= Beginning of Section =

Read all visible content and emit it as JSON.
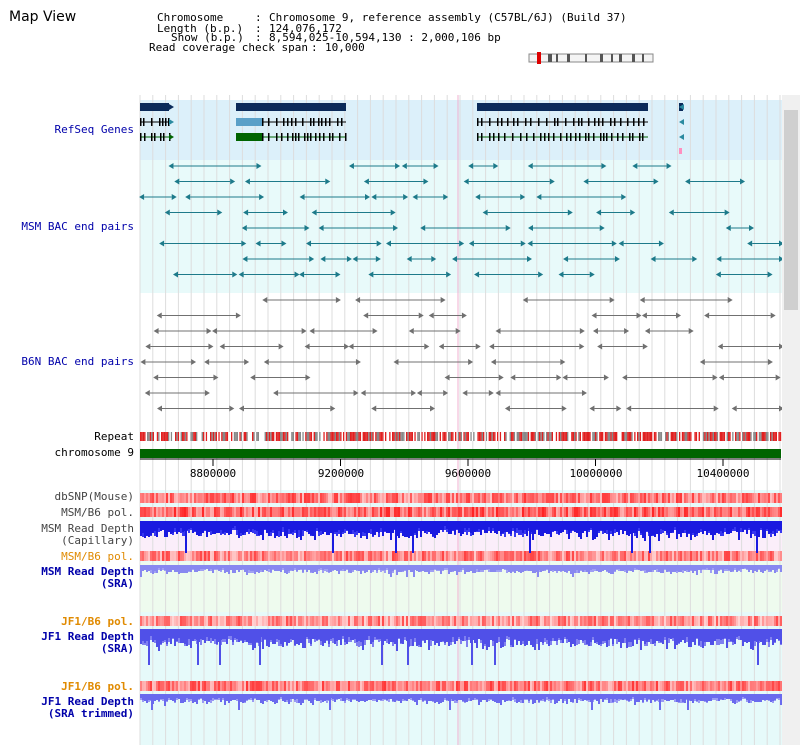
{
  "title": "Map View",
  "info": {
    "chromosome_label": "Chromosome",
    "chromosome_value": "Chromosome 9, reference assembly (C57BL/6J) (Build 37)",
    "length_label": "Length (b.p.)",
    "length_value": "124,076,172",
    "show_label": "Show (b.p.)",
    "show_value": "8,594,025-10,594,130 : 2,000,106 bp",
    "span_label": "Read coverage check span",
    "span_value": "10,000"
  },
  "tracks": {
    "refseq": "RefSeq Genes",
    "msm_bac": "MSM BAC end pairs",
    "b6n_bac": "B6N BAC end pairs",
    "repeat": "Repeat",
    "chromosome": "chromosome 9",
    "dbsnp": "dbSNP(Mouse)",
    "msm_b6_pol_1": "MSM/B6 pol.",
    "msm_read_depth_cap_1": "MSM Read Depth",
    "msm_read_depth_cap_2": "(Capillary)",
    "msm_b6_pol_2": "MSM/B6 pol.",
    "msm_read_depth_sra_1": "MSM Read Depth",
    "msm_read_depth_sra_2": "(SRA)",
    "jf1_b6_pol_1": "JF1/B6 pol.",
    "jf1_read_depth_sra_1": "JF1 Read Depth",
    "jf1_read_depth_sra_2": "(SRA)",
    "jf1_b6_pol_2": "JF1/B6 pol.",
    "jf1_read_depth_trim_1": "JF1 Read Depth",
    "jf1_read_depth_trim_2": "(SRA trimmed)"
  },
  "axis": {
    "ticks": [
      "8800000",
      "9200000",
      "9600000",
      "10000000",
      "10400000"
    ]
  },
  "colors": {
    "refseq_bg": "#dcf0fa",
    "msm_bg": "#e8fafa",
    "navy": "#0a2a5a",
    "teal": "#2a8aa0",
    "green": "#006400",
    "red": "#e00000",
    "label_blue": "#0000aa",
    "label_orange": "#e08a00",
    "depth_blue": "#2020e0",
    "depth_light": "#8080f0"
  }
}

= End of Section =

_WHAT IS BEING ASKED_
Write the full listing out again with every line unchanged, but include no pictures.

_TASK RESULT_
Read all visible content and emit it as JSON.
{
  "title": "Map View",
  "info": {
    "chromosome_label": "Chromosome",
    "chromosome_value": "Chromosome 9, reference assembly (C57BL/6J) (Build 37)",
    "length_label": "Length (b.p.)",
    "length_value": "124,076,172",
    "show_label": "Show (b.p.)",
    "show_value": "8,594,025-10,594,130 : 2,000,106 bp",
    "span_label": "Read coverage check span",
    "span_value": "10,000"
  },
  "tracks": {
    "refseq": "RefSeq Genes",
    "msm_bac": "MSM BAC end pairs",
    "b6n_bac": "B6N BAC end pairs",
    "repeat": "Repeat",
    "chromosome": "chromosome 9",
    "dbsnp": "dbSNP(Mouse)",
    "msm_b6_pol_1": "MSM/B6 pol.",
    "msm_read_depth_cap_1": "MSM Read Depth",
    "msm_read_depth_cap_2": "(Capillary)",
    "msm_b6_pol_2": "MSM/B6 pol.",
    "msm_read_depth_sra_1": "MSM Read Depth",
    "msm_read_depth_sra_2": "(SRA)",
    "jf1_b6_pol_1": "JF1/B6 pol.",
    "jf1_read_depth_sra_1": "JF1 Read Depth",
    "jf1_read_depth_sra_2": "(SRA)",
    "jf1_b6_pol_2": "JF1/B6 pol.",
    "jf1_read_depth_trim_1": "JF1 Read Depth",
    "jf1_read_depth_trim_2": "(SRA trimmed)"
  },
  "axis": {
    "ticks": [
      "8800000",
      "9200000",
      "9600000",
      "10000000",
      "10400000"
    ]
  },
  "colors": {
    "refseq_bg": "#dcf0fa",
    "msm_bg": "#e8fafa",
    "navy": "#0a2a5a",
    "teal": "#2a8aa0",
    "green": "#006400",
    "red": "#e00000",
    "label_blue": "#0000aa",
    "label_orange": "#e08a00",
    "depth_blue": "#2020e0",
    "depth_light": "#8080f0"
  }
}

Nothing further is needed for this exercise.